Write out the rows exactly as they appear, beginning with the first row and stopping after the row that contains "- tree: [156, 392, 196, 450]", with that row included.
════════════════
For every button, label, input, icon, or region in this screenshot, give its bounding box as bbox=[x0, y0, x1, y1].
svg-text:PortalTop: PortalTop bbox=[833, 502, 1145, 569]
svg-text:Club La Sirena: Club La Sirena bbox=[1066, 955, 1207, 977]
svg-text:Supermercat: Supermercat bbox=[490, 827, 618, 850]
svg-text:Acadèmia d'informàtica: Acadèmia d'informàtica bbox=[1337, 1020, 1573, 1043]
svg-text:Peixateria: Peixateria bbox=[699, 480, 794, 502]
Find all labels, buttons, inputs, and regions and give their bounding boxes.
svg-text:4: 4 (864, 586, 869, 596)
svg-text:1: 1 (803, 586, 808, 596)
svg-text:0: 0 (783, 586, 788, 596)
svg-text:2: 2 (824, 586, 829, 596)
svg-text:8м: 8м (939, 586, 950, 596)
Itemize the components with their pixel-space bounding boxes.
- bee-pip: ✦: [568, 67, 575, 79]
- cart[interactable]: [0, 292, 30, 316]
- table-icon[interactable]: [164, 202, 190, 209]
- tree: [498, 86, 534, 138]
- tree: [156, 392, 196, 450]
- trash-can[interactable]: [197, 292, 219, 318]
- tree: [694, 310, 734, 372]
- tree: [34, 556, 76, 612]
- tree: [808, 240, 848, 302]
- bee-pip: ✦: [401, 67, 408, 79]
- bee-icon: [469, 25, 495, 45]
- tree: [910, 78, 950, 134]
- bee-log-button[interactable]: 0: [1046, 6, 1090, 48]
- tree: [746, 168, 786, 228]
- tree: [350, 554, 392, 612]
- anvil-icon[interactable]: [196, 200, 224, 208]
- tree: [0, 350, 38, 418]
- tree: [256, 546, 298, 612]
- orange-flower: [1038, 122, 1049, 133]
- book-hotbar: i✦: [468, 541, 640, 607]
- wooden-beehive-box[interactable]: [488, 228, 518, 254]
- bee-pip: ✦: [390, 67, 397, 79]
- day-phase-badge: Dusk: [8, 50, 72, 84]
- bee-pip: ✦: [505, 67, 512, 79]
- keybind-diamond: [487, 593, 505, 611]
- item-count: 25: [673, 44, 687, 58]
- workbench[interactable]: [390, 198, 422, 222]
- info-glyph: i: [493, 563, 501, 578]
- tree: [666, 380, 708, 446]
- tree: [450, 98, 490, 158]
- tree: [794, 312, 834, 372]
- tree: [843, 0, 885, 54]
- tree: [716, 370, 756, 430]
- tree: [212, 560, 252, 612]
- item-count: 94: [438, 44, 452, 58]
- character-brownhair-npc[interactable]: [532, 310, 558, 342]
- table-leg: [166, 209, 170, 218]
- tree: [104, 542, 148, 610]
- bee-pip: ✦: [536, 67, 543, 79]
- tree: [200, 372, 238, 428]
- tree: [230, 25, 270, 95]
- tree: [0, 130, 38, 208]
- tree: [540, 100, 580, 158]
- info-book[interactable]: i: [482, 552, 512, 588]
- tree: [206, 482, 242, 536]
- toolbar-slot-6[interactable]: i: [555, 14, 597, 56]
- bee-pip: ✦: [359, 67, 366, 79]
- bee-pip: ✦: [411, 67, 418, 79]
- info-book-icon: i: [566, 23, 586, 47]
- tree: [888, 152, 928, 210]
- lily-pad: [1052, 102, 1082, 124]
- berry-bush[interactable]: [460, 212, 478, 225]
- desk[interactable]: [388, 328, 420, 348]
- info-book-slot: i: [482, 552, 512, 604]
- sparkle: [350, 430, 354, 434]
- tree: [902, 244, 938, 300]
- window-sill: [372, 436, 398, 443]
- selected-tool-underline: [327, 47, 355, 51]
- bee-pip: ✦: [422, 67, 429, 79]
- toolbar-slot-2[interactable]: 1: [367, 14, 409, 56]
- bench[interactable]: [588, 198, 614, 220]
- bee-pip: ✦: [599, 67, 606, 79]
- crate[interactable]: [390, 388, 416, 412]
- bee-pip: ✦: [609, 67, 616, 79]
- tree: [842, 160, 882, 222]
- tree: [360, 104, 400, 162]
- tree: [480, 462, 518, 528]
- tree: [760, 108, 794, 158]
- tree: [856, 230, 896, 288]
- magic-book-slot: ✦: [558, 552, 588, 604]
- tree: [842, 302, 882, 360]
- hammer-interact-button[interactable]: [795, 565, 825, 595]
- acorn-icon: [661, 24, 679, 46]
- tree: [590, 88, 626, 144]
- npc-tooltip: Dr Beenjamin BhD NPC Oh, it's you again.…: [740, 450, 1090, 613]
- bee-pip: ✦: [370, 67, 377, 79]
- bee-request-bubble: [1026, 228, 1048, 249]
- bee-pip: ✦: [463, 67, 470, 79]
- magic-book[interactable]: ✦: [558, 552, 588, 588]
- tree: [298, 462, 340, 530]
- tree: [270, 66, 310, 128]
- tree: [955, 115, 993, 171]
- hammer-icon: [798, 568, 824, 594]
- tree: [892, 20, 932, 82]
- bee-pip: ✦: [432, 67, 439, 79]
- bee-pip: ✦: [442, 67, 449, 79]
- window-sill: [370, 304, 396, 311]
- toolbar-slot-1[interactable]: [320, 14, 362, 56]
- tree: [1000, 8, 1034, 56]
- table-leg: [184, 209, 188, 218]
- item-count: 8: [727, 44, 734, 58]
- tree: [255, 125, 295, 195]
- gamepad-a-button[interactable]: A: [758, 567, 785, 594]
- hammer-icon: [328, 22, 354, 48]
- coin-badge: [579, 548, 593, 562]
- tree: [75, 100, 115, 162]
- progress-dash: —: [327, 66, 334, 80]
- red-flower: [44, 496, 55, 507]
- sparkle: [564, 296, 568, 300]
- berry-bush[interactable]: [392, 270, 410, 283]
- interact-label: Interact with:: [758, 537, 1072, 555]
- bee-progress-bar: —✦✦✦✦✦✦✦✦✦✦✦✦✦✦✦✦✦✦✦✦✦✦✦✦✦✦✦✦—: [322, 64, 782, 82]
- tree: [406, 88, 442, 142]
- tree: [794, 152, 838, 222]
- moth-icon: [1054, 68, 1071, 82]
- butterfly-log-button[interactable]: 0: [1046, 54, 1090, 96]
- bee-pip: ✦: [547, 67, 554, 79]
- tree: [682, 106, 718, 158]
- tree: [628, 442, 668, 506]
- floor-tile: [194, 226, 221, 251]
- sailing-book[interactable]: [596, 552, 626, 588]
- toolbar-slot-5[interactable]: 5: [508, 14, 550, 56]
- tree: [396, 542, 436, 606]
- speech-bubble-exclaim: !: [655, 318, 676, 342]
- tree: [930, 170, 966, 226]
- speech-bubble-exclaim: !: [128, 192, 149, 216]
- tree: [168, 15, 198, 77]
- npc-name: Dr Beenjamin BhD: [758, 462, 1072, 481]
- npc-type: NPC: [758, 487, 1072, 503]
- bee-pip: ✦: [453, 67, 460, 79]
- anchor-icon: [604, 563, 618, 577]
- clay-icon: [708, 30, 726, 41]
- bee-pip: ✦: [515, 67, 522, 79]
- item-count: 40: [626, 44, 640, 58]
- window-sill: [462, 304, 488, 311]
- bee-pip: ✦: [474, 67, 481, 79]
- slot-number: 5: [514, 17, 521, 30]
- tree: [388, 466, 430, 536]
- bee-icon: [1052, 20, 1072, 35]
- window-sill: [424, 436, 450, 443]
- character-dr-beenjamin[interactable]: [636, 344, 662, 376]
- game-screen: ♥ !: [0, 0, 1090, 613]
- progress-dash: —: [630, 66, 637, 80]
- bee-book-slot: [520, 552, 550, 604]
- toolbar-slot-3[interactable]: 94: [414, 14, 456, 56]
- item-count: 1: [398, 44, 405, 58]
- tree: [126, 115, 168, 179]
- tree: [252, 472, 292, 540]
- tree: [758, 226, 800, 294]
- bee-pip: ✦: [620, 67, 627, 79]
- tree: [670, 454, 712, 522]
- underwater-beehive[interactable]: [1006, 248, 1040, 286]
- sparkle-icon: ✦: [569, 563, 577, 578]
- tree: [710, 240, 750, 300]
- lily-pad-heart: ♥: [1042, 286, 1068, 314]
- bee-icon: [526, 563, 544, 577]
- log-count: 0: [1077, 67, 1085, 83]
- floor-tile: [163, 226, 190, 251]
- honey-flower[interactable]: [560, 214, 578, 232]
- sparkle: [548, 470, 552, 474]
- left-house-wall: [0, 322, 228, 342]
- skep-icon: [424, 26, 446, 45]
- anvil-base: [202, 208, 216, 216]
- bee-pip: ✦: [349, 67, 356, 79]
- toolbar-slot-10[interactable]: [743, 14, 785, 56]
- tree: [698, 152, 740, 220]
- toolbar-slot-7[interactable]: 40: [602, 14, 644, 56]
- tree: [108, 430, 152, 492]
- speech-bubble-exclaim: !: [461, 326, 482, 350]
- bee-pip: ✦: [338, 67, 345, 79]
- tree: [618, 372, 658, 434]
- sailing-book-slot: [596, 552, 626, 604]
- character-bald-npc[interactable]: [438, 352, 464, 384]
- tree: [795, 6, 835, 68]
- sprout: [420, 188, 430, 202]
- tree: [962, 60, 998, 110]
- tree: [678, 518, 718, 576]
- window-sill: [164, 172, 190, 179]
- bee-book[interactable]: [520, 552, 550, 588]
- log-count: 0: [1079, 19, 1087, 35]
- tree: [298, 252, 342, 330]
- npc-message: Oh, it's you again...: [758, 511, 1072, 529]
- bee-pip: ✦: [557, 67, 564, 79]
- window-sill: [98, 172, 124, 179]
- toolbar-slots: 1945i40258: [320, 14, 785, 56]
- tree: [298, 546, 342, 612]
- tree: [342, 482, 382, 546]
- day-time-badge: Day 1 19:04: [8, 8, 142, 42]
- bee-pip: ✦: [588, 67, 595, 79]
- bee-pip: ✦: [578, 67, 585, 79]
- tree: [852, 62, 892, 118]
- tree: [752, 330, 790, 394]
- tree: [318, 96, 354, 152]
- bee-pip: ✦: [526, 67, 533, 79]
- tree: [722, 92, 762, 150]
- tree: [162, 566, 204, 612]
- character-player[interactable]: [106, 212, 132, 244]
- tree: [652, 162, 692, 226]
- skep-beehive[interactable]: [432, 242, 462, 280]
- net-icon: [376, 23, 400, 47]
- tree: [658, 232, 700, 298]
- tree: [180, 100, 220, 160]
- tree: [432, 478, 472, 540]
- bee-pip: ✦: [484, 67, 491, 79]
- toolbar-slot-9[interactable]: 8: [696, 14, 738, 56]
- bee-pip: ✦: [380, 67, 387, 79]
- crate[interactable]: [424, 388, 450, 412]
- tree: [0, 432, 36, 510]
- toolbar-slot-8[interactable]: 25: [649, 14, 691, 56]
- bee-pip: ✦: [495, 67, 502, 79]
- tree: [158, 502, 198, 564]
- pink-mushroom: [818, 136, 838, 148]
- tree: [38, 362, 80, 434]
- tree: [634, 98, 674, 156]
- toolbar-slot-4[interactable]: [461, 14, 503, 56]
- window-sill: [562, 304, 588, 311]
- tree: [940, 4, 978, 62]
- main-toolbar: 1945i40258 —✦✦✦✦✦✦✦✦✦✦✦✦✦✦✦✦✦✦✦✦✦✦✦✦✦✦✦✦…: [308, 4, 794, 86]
════════════════
Correct response ▸
For every button, label, input, icon, or region in this screenshot, give its bounding box as bbox=[x0, y0, x1, y1].
svg-text:PortalTop: PortalTop bbox=[833, 502, 1145, 569]
svg-text:Club La Sirena: Club La Sirena bbox=[1066, 955, 1207, 977]
svg-text:Supermercat: Supermercat bbox=[490, 827, 618, 850]
svg-text:Acadèmia d'informàtica: Acadèmia d'informàtica bbox=[1337, 1020, 1573, 1043]
svg-text:Peixateria: Peixateria bbox=[699, 480, 794, 502]
Find all labels, buttons, inputs, and regions and give their bounding boxes.
svg-text:4: 4 (864, 586, 869, 596)
svg-text:1: 1 (803, 586, 808, 596)
svg-text:0: 0 (783, 586, 788, 596)
svg-text:2: 2 (824, 586, 829, 596)
svg-text:8м: 8м (939, 586, 950, 596)
Itemize the components with their pixel-space bounding boxes.
- bee-pip: ✦: [568, 67, 575, 79]
- cart[interactable]: [0, 292, 30, 316]
- table-icon[interactable]: [164, 202, 190, 209]
- tree: [498, 86, 534, 138]
- tree: [156, 392, 196, 450]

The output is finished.